(Excerpt from a dataset)
★ ★ ★ ★ ★ ★ ★

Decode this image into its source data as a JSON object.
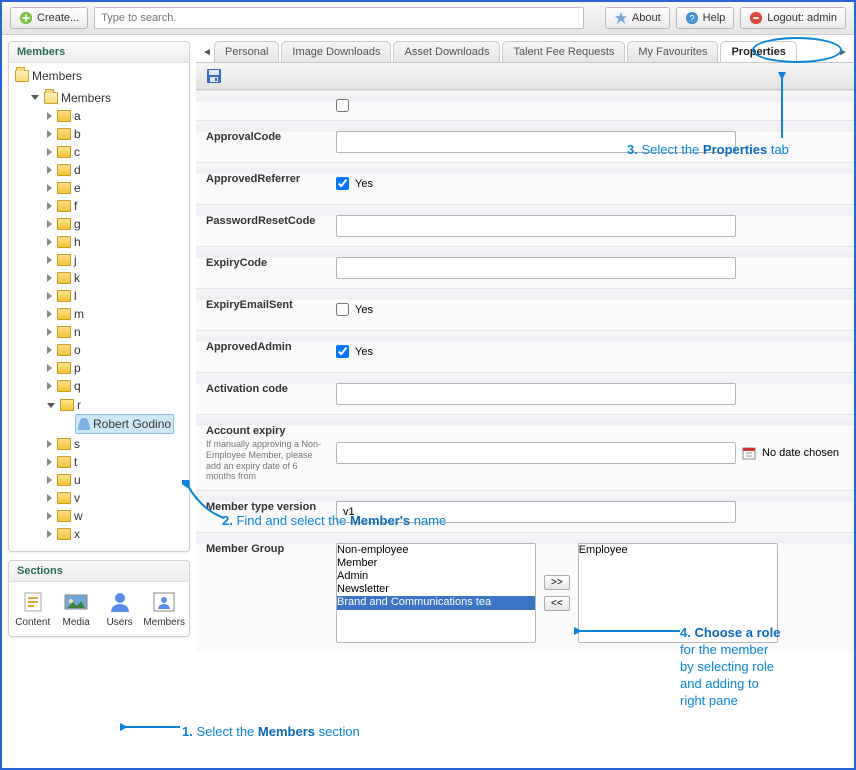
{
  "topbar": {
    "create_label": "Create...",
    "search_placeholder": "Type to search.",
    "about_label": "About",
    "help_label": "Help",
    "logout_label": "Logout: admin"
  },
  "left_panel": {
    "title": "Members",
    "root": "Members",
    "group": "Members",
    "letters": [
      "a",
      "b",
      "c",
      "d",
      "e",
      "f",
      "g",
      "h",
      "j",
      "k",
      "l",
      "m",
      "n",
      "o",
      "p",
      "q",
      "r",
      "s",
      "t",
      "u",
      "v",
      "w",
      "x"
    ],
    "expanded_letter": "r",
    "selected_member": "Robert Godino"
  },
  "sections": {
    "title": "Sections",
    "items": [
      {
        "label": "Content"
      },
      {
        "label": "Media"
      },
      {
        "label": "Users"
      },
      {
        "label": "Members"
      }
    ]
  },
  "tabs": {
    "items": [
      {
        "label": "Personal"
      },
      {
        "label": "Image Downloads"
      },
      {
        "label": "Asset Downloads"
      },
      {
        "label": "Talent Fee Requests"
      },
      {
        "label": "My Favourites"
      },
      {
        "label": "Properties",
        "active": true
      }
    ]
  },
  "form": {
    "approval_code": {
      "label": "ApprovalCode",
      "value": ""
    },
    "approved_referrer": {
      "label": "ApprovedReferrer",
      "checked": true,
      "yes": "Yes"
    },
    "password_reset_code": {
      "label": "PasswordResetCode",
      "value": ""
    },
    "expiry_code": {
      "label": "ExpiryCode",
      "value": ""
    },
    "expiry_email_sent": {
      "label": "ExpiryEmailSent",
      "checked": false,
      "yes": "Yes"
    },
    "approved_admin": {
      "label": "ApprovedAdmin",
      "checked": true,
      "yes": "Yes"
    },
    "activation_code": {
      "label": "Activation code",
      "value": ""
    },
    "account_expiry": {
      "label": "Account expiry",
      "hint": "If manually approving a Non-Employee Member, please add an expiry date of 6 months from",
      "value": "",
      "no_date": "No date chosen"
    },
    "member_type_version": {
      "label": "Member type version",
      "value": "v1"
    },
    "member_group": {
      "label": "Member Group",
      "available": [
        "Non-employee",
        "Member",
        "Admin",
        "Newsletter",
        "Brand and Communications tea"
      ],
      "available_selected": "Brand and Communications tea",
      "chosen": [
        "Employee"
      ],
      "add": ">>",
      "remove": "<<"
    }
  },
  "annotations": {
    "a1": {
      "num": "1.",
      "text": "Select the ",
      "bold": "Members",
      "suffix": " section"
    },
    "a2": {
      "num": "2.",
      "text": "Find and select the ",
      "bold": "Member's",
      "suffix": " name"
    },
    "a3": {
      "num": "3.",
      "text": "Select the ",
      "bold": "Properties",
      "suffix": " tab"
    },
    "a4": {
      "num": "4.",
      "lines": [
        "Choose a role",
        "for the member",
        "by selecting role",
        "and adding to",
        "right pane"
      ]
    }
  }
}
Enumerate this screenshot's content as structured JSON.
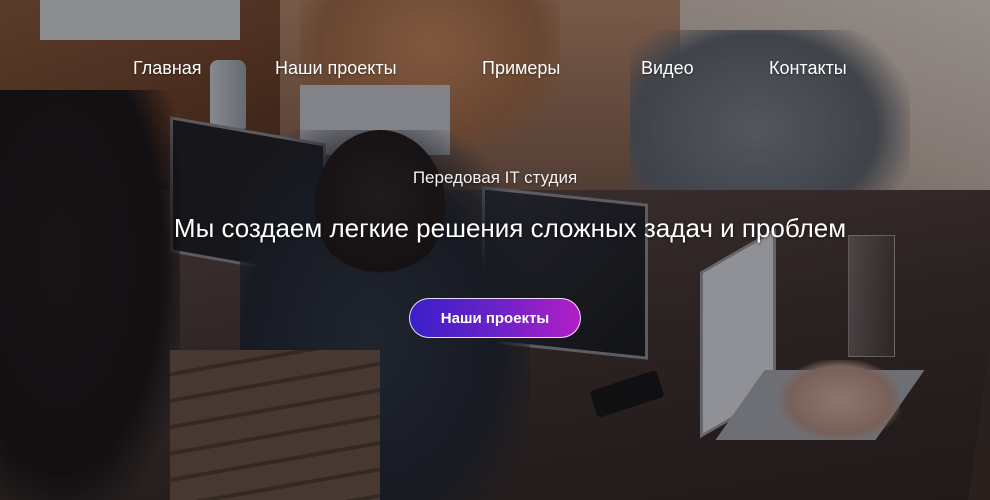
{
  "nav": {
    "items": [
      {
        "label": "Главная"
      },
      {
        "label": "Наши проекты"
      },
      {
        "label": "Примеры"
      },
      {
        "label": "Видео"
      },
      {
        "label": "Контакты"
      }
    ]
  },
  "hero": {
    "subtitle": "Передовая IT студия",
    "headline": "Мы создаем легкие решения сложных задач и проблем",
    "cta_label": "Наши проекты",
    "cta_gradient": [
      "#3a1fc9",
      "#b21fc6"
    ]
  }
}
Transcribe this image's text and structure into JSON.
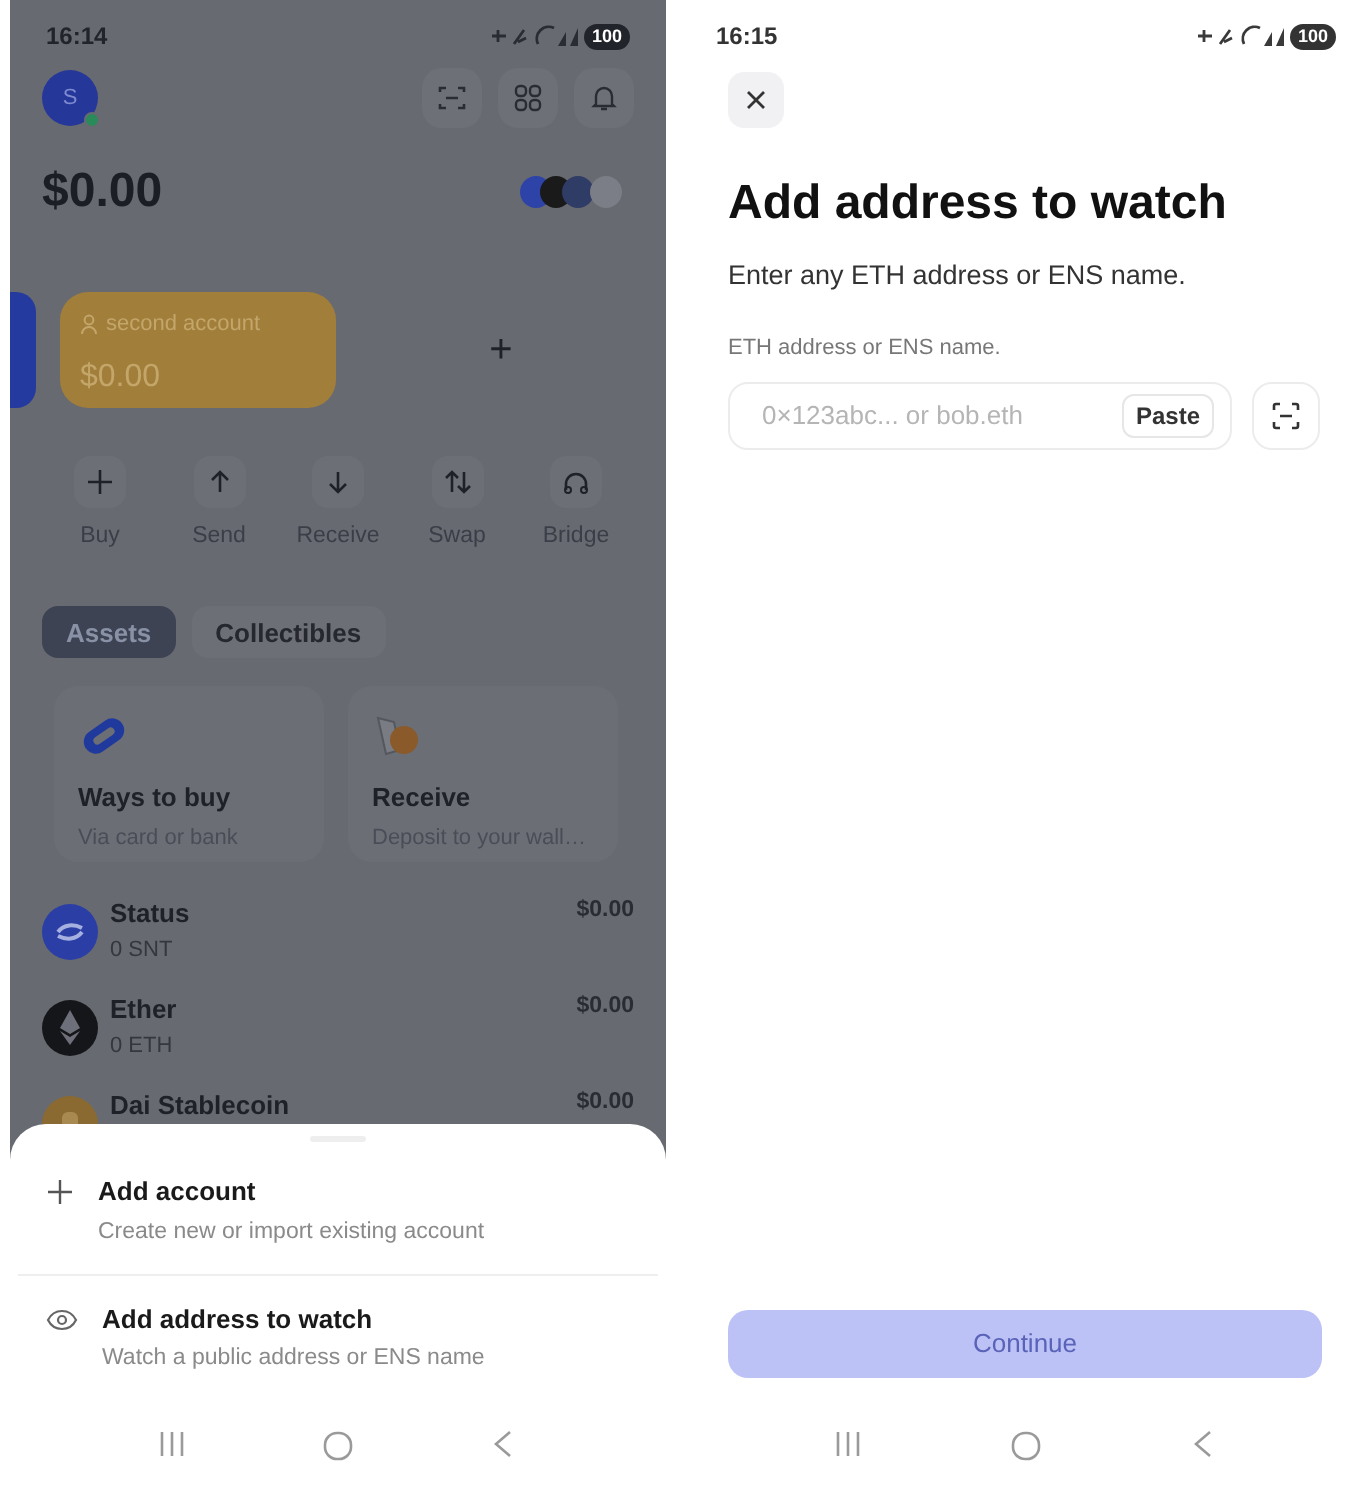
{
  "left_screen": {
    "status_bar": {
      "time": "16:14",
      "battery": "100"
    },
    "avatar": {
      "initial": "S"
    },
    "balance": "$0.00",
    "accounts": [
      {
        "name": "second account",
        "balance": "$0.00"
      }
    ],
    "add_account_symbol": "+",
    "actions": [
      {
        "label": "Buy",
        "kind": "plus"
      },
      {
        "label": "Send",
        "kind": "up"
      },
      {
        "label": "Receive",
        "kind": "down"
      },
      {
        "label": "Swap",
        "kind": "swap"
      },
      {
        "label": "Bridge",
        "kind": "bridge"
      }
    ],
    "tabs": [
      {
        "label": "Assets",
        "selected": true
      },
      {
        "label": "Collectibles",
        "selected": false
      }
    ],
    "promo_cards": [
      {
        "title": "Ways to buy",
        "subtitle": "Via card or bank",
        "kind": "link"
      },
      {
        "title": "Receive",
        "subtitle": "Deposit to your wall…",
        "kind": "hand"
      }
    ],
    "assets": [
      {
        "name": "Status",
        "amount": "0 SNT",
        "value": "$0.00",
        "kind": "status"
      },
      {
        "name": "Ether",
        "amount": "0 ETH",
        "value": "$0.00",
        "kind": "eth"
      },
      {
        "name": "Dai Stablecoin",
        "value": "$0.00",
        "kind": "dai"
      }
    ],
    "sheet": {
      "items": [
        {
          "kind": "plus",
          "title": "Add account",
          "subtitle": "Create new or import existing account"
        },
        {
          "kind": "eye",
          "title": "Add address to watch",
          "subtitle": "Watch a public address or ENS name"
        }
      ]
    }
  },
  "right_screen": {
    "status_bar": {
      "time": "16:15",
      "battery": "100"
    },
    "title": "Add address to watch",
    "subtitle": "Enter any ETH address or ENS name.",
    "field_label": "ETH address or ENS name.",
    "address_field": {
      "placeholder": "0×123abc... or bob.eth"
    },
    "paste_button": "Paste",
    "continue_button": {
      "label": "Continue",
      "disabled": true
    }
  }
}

★ ★ ★ ★ ★ ★ ★

Short problem: Go through the records and pull out each line that includes the word "text".

Problem solution:
      "text": "Select the ",
      "text": "Find and select the ",
      "text": "Select the ",
Transcribe this image's text and structure into JSON.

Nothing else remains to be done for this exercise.